- What you need to do:
1. According to the Texas news roundup, how many Disney-related collectibles are in Lonnie Morris's home?
2. Carry the Texas news roundup forward from the point where it stops.

- Text to read:
QUOTE OF THE DAY


“Live your dreams. Live your dreams. And I have been able to do that. And I love it.”

—Lonnie Morris, of Plano, to WFAA. Morris’s dream? Disney. He eats, breathes and sleeps the entertainment world’s preeminent corporate behemoth. His Collin County home is basically Texas’s version of Disneyland—it’s packed with more than 9,000 Disney-related collectibles, and he’s been to every Disney theme park in the world (except for Shanghai, but that one just opened in June, so cut Lonnie some slack). You do you, Lonnie. You do you. 


BIG NEWS


Texas Governor Greg Abbott speaks at Dallas's City Hall.

No Sanctuary
Ever since Donald Trump was elected president, colleges across the country—and especially in Texas—have been facing pressure from student groups and faculty to make their campuses sanctuaries for undocumented immigrants. Petitions with thousands of signatures in support of sanctuary campuses have circulated this week at the University of Texas at Austin, Texas A&MTexas State, Texas Women’s University, and the University of North Texas, and the movement appears to be gaining momentum. Faculty at A&M scored a meeting with top university officials to discuss the issue, while students at North Texas and Texas Women’s University staged a walkout and marched throughout Denton on Thursday. But Governor Greg Abbott is just not having it. On Thursday, Abbott promised he’d slash funding for any Texas school that becomes a sanctuary campus, according to the Texas Tribune. “Texas will not tolerate sanctuary campuses or cities,” Abbott wrote in a tweet. “I will cut funding for any state campus if it establishes sanctuary status.” It’s unclear how, exactly, Abbott would follow through on that threat. According to the Huffington Post, Texas’s funding for colleges goes through the state Lege, so Abbott would have to take that route if he plans to cut off the flow of money. That would probably be difficult. “If the governor is going to follow through with his threat to veto funding to universities, he will have only done so with the acquiescence of the House and the Senate, and I doubt that would ever happen,” State Representative Trey Martinez-Fisher, a Democrat from San Antonio, told the Huffington Post. Abbott made a similar threat earlier this week, claiming on Fox News that he had already cut funding from Texas cities and counties that are considered sanctuaries for undocumented immigrants. But according to the Dallas Morning News, he never actually did such a thing.

- Dataset records:
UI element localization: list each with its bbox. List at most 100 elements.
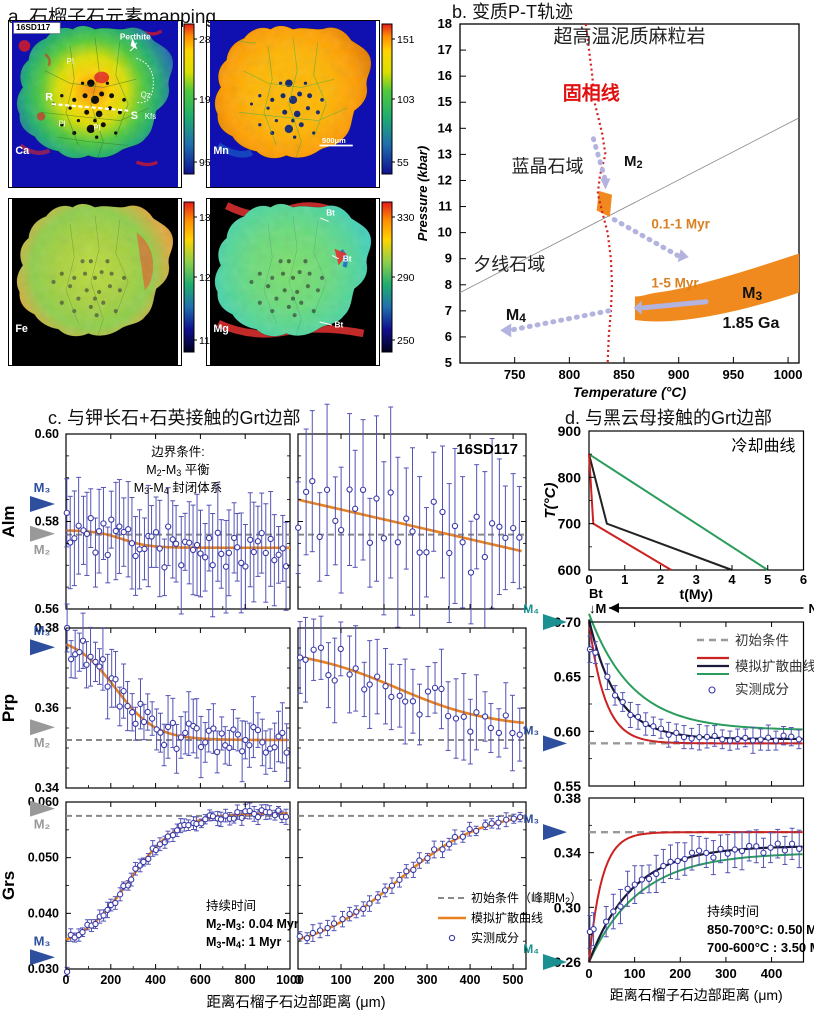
svg-text:Fe: Fe	[15, 323, 28, 335]
svg-text:Mg: Mg	[213, 323, 229, 335]
svg-text:持续时间: 持续时间	[707, 904, 759, 919]
svg-text:冷却曲线: 冷却曲线	[731, 437, 795, 455]
svg-text:6: 6	[800, 572, 807, 587]
svg-text:蓝晶石域: 蓝晶石域	[511, 157, 583, 177]
svg-text:600: 600	[190, 973, 211, 987]
svg-text:850-700°C: 0.50 Myr: 850-700°C: 0.50 Myr	[707, 922, 814, 937]
svg-text:Pressure (kbar): Pressure (kbar)	[415, 146, 430, 241]
svg-text:Bt: Bt	[589, 589, 603, 601]
svg-text:M₄: M₄	[523, 602, 539, 616]
svg-text:Perthite: Perthite	[120, 31, 151, 41]
svg-text:Alm: Alm	[0, 505, 18, 537]
svg-text:950: 950	[723, 367, 745, 382]
svg-text:16SD117: 16SD117	[456, 441, 518, 458]
svg-text:0.34: 0.34	[554, 845, 581, 861]
svg-text:夕线石域: 夕线石域	[473, 254, 545, 274]
svg-text:100: 100	[624, 966, 646, 981]
svg-text:300: 300	[715, 966, 737, 981]
svg-text:16SD117: 16SD117	[16, 22, 51, 32]
svg-text:290: 290	[397, 272, 415, 284]
svg-text:200: 200	[669, 966, 691, 981]
svg-text:实测成分: 实测成分	[471, 930, 519, 945]
svg-text:800: 800	[235, 973, 256, 987]
svg-text:0: 0	[585, 572, 592, 587]
svg-text:151: 151	[397, 34, 415, 46]
svg-text:1-5 Myr: 1-5 Myr	[651, 275, 699, 290]
svg-text:200: 200	[374, 973, 395, 987]
svg-text:Qz: Qz	[141, 90, 151, 99]
svg-text:700-600°C : 3.50 Myr: 700-600°C : 3.50 Myr	[707, 940, 814, 955]
svg-text:Mn: Mn	[213, 145, 229, 157]
svg-text:Pl: Pl	[67, 57, 74, 66]
svg-text:Bt: Bt	[343, 253, 352, 263]
svg-text:18: 18	[438, 16, 452, 31]
svg-text:模拟扩散曲线: 模拟扩散曲线	[735, 659, 814, 674]
svg-text:500μm: 500μm	[322, 136, 346, 145]
svg-text:Bt: Bt	[335, 320, 344, 330]
svg-text:330: 330	[397, 212, 415, 224]
svg-text:Grs: Grs	[0, 871, 18, 900]
svg-text:12: 12	[438, 172, 452, 187]
svg-text:10: 10	[438, 225, 452, 240]
svg-text:400: 400	[145, 973, 166, 987]
svg-text:R: R	[45, 92, 53, 104]
svg-text:0.65: 0.65	[554, 669, 581, 685]
svg-text:400: 400	[761, 966, 783, 981]
svg-text:11: 11	[438, 199, 452, 214]
svg-text:16: 16	[438, 68, 452, 83]
svg-text:55: 55	[397, 157, 409, 169]
svg-text:0.38: 0.38	[554, 790, 581, 806]
svg-text:1.85 Ga: 1.85 Ga	[722, 315, 779, 332]
svg-text:Bt: Bt	[326, 208, 335, 218]
svg-text:M₃: M₃	[523, 812, 539, 826]
svg-text:超高温泥质麻粒岩: 超高温泥质麻粒岩	[553, 25, 705, 47]
svg-text:N: N	[809, 601, 814, 616]
svg-text:初始条件: 初始条件	[735, 632, 789, 648]
svg-text:100: 100	[331, 973, 352, 987]
svg-text:Pl: Pl	[58, 119, 65, 128]
svg-text:M₃: M₃	[523, 723, 539, 737]
svg-text:400: 400	[460, 973, 481, 987]
svg-text:↓M: ↓M	[589, 601, 606, 616]
svg-text:M₂: M₂	[34, 817, 51, 832]
svg-text:2: 2	[657, 572, 664, 587]
svg-text:5: 5	[445, 355, 452, 370]
svg-text:8: 8	[445, 277, 452, 292]
svg-text:800: 800	[559, 367, 581, 382]
svg-text:5: 5	[764, 572, 771, 587]
svg-text:6: 6	[445, 329, 452, 344]
svg-text:距离石榴子石边部距离 (μm): 距离石榴子石边部距离 (μm)	[206, 994, 385, 1011]
svg-text:15: 15	[438, 94, 452, 109]
svg-text:S: S	[131, 110, 138, 122]
svg-text:9: 9	[445, 251, 452, 266]
svg-text:固相线: 固相线	[563, 82, 620, 105]
svg-text:M₃: M₃	[34, 480, 51, 495]
svg-text:0: 0	[63, 973, 70, 987]
svg-text:距离石榴子石边部距离 (μm): 距离石榴子石边部距离 (μm)	[610, 987, 783, 1003]
svg-text:600: 600	[558, 562, 582, 578]
svg-text:M₃: M₃	[34, 623, 51, 638]
svg-text:4: 4	[728, 572, 736, 587]
svg-text:300: 300	[417, 973, 438, 987]
svg-text:13: 13	[438, 146, 452, 161]
svg-text:500: 500	[503, 973, 524, 987]
svg-text:实测成分: 实测成分	[735, 682, 789, 697]
svg-text:Ca: Ca	[15, 145, 30, 157]
svg-text:250: 250	[397, 335, 415, 347]
svg-text:750: 750	[504, 367, 526, 382]
svg-text:持续时间: 持续时间	[206, 898, 256, 913]
svg-text:200: 200	[100, 973, 121, 987]
svg-text:14: 14	[438, 120, 453, 135]
svg-text:800: 800	[558, 469, 582, 485]
svg-text:Prp: Prp	[0, 694, 18, 722]
svg-text:0.30: 0.30	[554, 899, 581, 915]
svg-text:850: 850	[613, 367, 635, 382]
svg-text:0: 0	[295, 973, 302, 987]
svg-text:0: 0	[585, 966, 592, 981]
svg-text:103: 103	[397, 94, 415, 106]
svg-text:7: 7	[445, 303, 452, 318]
svg-text:模拟扩散曲线: 模拟扩散曲线	[471, 910, 543, 925]
svg-text:Pl: Pl	[93, 124, 100, 133]
svg-text:M₄: M₄	[523, 942, 539, 956]
svg-text:M₃: M₃	[34, 933, 51, 948]
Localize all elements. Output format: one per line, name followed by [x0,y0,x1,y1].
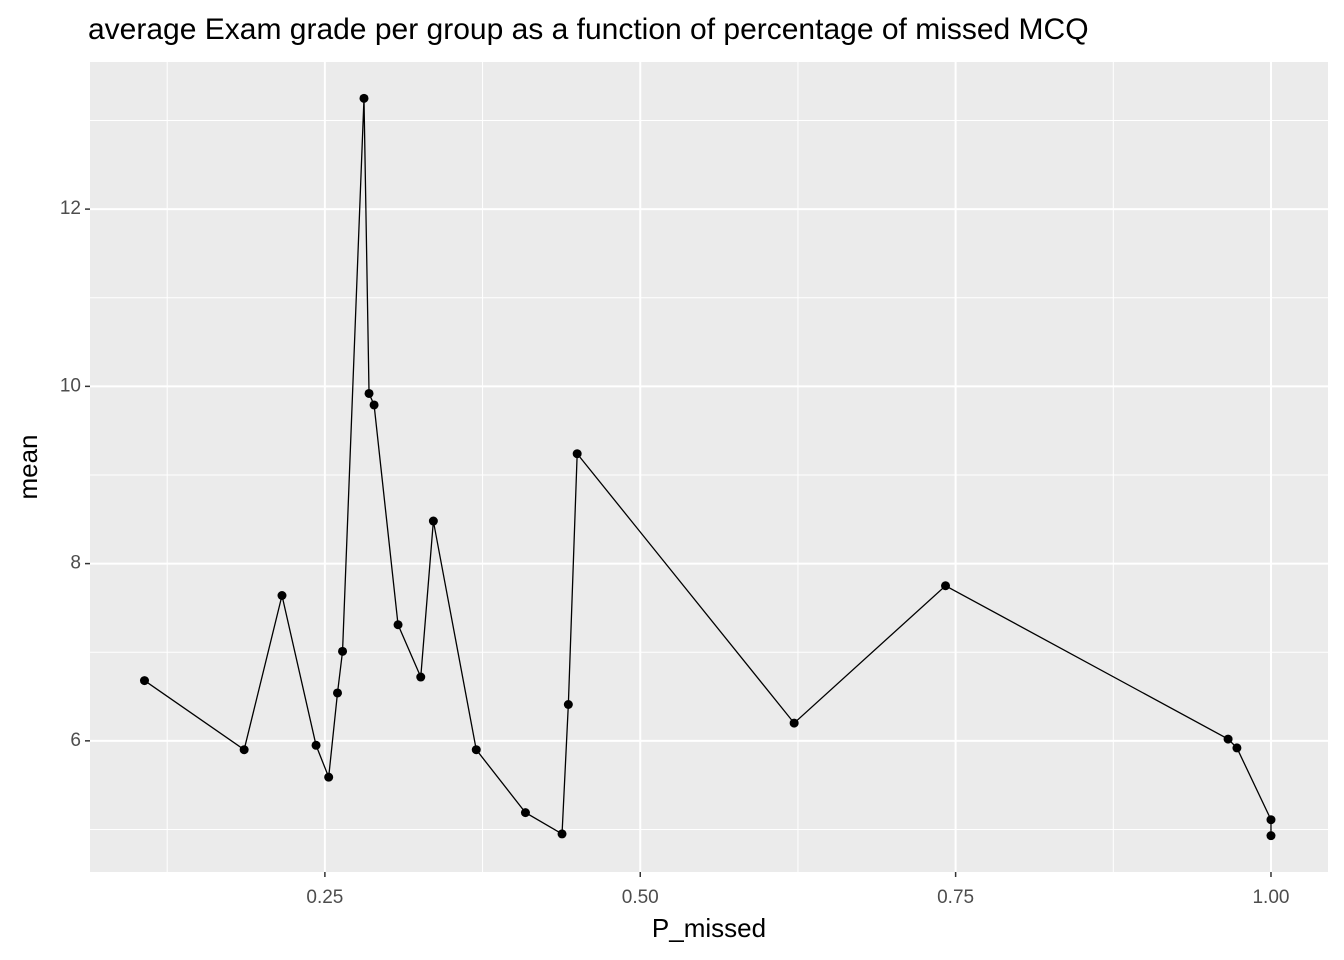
y-tick-label: 12 [60,198,81,219]
point [277,591,287,601]
chart-title: average Exam grade per group as a functi… [88,13,1089,46]
point [1223,734,1233,744]
grid [90,62,1328,872]
point [332,688,342,698]
x-axis-label: P_missed [652,913,766,943]
point [324,772,334,782]
point [369,400,379,410]
point [393,620,403,630]
point [364,388,374,398]
point [563,700,573,710]
point [520,808,530,818]
x-tick-label: 0.25 [306,887,343,908]
marks [139,93,1276,841]
point [239,745,249,755]
point [428,516,438,526]
y-axis-label: mean [13,434,43,499]
point [471,745,481,755]
point [311,740,321,750]
point [1232,743,1242,753]
x-tick-label: 1.00 [1252,887,1289,908]
point [1266,815,1276,825]
point [1266,831,1276,841]
point [572,449,582,459]
y-tick-label: 6 [70,730,81,751]
point [359,93,369,103]
point [789,718,799,728]
point [557,829,567,839]
point [416,672,426,682]
x-tick-label: 0.75 [937,887,974,908]
point [139,676,149,686]
panel [90,62,1328,872]
line [144,98,1272,836]
x-tick-label: 0.50 [622,887,659,908]
point [338,646,348,656]
y-tick-label: 8 [70,553,81,574]
y-tick-label: 10 [60,375,81,396]
point [941,581,951,591]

- Per-task answers:
1. More than 9,000.

2.
MEANWHILE, IN TEXAS


Fetal Funerals
Add the expected high costs for funeral parlors to the list of many concerns surrounding the state’s new rule requiring the burial or cremation of fetal remains (the first and foremost concern, of course, is that the rule is yet another attempt by the state to restrict access to safe abortion services for women). According to the Texas Tribune, the Texas Funeral Directors Association says the costs associated with the new rule are far higher than the state’s projections, and could saddle those requiring services with thousands of dollars in fees that they would not have had to pay before the rule. In the past, funeral homes would typically cremate the tissue from miscarriages for free for parents who wanted a funeral, but that will probably have to end now that the demand for fetal cremations will be a lot higher. “What had always been pretty much a charitable process is now going to become costing quite a bit of money,” a spokesman for the Funeral Director’s Association told the Tribune.

Lost Lizards
The last time U.S. Fish and Wildlife Service workers saw hundreds of endangered blind salamanders, they were safe and sound in their tanks at the federal sanctuary in San Marcos. When workers returned after the Thanksgiving break, however, the lizards were gone. Poof. Nowhere to be found. No one seems to know for sure what happened to these little guys, according to the San Antonio Express-News. They could have been devoured by a predator who snuck into the building, but there were no, uh, uneaten bits of salamander or blood inside the tanks. They could’ve been stolen, but police said there were no signs of forced entry, no witnesses, and no video surveillance. They don’t have any suspects. It’s unclear if other possibilities, like alien abduction or a lizard-organized jailbreak, have been seriously considered. If you see a pack of three hundred blind salamanders roaming around, please alert the authorities.

Do It For The ‘Gram
Aren’t you dying to know what the most Instagram-popular place in Texas is? “Uh, no, not really…” Of course you are! Well, we know where it is, but you have to guess before we tell you. Nope, it’s not Big Bend, but good try. If you guessed the San Antonio River Walk, you’d still be wrong, but a little less wrong than everyone else, because that’s the second-most Insta’d spot in the Lone Star State, according to a recent list from USA Today. Number one, for some reason, is the Dallas/Fort Worth International Airport. We don’t know why. It’s very strange. There are certainly more Instagram-worthy places in this big, beautiful state. As the Fort Worth Star-Telegram notes, the high ranking probably has everything to do with DFW being the fourth busiest airport in the world—USA Today used Instagram’s geo-tagging feature to compile the list, so the sheer volume of pic-snapping passengers traveling through DFW likely propelled the airport to the top spot.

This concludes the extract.